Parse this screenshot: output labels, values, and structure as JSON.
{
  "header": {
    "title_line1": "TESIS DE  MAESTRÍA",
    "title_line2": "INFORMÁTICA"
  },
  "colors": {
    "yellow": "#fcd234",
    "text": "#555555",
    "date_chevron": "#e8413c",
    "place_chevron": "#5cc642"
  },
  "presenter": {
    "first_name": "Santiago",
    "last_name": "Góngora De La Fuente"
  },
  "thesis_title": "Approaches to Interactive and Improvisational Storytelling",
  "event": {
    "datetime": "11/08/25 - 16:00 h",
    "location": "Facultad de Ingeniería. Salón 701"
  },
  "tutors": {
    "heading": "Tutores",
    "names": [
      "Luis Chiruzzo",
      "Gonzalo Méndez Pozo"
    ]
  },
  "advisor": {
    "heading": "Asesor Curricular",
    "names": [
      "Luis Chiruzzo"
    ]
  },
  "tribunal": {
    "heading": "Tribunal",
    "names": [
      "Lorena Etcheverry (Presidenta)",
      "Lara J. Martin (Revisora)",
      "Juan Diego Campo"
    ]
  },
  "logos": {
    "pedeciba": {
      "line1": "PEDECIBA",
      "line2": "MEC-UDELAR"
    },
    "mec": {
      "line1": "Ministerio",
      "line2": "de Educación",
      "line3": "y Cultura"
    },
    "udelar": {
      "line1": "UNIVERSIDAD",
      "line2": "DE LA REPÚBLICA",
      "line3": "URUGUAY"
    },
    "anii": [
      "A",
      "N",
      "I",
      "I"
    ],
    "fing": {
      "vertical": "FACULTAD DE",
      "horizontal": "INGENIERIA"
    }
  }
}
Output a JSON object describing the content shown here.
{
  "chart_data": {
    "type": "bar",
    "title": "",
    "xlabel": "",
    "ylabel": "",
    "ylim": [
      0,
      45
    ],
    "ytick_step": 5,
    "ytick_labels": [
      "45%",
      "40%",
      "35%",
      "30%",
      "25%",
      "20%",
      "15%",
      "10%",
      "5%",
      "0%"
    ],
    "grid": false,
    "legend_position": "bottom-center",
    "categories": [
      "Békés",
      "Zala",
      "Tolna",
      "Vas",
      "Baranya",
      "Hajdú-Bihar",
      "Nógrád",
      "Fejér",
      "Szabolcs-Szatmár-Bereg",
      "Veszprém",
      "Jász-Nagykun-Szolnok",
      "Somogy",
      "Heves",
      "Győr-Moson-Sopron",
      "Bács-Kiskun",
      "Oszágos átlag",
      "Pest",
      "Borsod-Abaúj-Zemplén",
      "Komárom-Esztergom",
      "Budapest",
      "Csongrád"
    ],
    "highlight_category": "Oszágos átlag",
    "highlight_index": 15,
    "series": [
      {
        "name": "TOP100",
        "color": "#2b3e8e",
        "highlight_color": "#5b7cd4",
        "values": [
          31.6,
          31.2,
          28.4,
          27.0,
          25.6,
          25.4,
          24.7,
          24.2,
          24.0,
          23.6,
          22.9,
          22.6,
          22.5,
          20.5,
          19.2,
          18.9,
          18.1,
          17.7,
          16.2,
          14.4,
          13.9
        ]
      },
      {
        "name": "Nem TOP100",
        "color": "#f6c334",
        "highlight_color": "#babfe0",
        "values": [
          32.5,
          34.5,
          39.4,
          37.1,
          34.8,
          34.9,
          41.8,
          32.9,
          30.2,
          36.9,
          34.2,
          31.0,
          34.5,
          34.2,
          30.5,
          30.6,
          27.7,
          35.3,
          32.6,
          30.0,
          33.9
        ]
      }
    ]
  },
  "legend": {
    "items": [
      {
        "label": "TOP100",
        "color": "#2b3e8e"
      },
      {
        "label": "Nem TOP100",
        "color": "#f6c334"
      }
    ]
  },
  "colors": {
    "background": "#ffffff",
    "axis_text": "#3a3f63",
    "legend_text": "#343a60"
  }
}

◆ CHALLENGE:
Copy each line above where the string "JSON" occurs.

◆ WRITTEN SOLUTION:
Parse this screenshot: output labels, values, and structure as JSON.
Output a JSON object describing the content shown here.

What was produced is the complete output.